Task to complete
Count lines with the string "以备之后使用" in them. State the number alone.

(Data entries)
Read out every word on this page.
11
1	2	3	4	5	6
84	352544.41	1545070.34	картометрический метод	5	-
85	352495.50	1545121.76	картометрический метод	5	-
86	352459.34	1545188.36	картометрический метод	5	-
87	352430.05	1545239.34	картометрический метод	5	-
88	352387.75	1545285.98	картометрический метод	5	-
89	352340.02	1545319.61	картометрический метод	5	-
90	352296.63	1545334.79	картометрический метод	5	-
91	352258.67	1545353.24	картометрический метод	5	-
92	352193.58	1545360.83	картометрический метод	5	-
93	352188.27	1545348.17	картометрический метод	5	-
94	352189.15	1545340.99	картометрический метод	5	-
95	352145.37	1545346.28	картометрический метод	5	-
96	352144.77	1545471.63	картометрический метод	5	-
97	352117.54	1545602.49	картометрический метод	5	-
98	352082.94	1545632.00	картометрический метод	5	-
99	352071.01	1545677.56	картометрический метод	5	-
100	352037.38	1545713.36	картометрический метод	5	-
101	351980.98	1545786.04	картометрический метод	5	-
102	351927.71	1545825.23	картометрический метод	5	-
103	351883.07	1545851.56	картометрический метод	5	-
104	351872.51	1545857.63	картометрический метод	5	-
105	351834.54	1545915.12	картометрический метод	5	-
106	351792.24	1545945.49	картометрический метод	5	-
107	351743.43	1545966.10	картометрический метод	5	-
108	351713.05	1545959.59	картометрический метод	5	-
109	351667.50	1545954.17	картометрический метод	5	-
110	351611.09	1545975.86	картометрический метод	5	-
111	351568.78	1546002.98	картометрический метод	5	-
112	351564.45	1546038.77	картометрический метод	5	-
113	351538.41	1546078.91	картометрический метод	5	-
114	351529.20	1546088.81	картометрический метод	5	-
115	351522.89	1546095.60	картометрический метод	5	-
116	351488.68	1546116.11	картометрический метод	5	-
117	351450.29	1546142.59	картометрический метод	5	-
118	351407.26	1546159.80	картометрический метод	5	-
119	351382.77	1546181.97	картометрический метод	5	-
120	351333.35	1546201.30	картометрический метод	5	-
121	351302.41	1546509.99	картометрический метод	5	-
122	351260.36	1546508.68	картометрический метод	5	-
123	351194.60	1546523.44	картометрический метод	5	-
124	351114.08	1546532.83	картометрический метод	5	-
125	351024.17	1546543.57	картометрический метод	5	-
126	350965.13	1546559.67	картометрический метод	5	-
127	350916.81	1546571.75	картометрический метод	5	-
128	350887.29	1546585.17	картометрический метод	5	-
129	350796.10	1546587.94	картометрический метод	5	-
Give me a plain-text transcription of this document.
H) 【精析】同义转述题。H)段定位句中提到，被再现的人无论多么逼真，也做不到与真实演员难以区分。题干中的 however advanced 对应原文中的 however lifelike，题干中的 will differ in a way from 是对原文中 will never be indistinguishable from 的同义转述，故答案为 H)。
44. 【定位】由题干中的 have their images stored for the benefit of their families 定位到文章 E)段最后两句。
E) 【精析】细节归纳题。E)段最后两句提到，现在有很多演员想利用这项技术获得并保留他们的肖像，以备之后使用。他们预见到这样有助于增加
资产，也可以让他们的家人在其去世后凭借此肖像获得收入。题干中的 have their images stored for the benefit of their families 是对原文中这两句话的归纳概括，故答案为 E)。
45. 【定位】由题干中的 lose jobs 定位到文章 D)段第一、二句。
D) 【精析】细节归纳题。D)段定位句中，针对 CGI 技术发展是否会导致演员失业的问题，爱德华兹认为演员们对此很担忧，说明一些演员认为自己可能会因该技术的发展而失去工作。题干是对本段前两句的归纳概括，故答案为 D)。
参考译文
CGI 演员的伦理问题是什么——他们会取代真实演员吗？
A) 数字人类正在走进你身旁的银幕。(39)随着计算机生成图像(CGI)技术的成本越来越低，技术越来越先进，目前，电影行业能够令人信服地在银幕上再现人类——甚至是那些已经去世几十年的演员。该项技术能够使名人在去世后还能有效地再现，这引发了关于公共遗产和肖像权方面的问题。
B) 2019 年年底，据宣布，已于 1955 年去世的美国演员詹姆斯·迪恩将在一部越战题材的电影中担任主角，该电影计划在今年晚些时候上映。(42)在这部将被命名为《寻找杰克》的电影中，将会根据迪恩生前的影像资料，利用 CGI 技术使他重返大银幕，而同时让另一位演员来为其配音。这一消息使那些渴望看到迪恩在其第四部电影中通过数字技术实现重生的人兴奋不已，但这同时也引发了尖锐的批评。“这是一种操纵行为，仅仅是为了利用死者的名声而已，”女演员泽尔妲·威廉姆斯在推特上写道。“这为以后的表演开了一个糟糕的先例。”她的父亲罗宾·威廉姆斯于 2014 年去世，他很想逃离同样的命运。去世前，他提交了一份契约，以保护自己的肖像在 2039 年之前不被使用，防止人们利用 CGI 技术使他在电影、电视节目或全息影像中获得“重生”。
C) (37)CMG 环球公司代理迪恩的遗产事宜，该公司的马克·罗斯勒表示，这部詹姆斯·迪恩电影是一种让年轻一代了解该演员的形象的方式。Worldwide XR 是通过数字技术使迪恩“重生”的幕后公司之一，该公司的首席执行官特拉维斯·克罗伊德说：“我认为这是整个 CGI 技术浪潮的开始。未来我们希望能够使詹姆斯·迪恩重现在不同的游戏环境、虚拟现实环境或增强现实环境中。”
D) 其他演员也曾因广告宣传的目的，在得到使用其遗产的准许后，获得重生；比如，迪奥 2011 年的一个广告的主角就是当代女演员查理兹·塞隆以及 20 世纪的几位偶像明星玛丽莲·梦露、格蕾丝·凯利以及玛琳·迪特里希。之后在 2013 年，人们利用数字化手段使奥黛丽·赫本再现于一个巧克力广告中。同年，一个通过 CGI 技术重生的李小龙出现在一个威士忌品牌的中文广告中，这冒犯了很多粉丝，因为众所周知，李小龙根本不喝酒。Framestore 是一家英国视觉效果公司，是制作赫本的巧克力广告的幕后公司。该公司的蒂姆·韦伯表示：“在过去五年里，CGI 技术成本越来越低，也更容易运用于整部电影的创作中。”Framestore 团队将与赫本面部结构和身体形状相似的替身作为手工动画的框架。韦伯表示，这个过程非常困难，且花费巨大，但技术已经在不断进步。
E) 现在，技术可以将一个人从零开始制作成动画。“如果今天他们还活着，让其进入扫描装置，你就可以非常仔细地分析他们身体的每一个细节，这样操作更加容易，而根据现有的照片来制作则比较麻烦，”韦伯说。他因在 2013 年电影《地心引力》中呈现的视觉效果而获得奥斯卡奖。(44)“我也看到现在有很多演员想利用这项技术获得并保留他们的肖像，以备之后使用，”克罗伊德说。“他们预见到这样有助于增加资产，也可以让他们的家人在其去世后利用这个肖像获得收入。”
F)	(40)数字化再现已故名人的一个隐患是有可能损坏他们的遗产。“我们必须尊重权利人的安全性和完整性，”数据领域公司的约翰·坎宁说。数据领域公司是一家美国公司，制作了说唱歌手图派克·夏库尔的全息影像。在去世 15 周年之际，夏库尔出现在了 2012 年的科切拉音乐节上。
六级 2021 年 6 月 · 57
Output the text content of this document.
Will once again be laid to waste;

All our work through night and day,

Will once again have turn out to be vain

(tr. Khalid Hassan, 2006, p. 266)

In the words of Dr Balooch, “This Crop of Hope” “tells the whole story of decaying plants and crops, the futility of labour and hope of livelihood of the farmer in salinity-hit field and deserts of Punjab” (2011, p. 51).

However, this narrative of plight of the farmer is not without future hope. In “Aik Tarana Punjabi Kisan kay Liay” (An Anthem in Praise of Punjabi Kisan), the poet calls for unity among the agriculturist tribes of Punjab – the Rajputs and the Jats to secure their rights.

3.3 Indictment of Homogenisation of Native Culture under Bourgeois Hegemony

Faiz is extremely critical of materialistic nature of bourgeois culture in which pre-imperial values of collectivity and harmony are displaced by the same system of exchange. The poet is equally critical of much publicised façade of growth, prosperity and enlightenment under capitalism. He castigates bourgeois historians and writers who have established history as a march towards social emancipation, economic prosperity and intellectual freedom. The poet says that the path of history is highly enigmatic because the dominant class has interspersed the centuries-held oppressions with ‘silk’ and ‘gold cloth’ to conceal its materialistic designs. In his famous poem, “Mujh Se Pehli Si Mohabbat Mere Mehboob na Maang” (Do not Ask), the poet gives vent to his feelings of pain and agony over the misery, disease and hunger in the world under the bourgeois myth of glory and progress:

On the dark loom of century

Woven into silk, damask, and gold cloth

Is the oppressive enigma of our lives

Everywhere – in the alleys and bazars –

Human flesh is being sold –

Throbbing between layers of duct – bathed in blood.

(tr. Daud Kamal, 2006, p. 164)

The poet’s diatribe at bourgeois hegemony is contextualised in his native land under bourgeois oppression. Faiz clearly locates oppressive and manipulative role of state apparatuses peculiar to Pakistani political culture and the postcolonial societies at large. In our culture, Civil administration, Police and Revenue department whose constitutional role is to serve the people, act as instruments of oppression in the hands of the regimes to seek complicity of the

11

Exercise result
2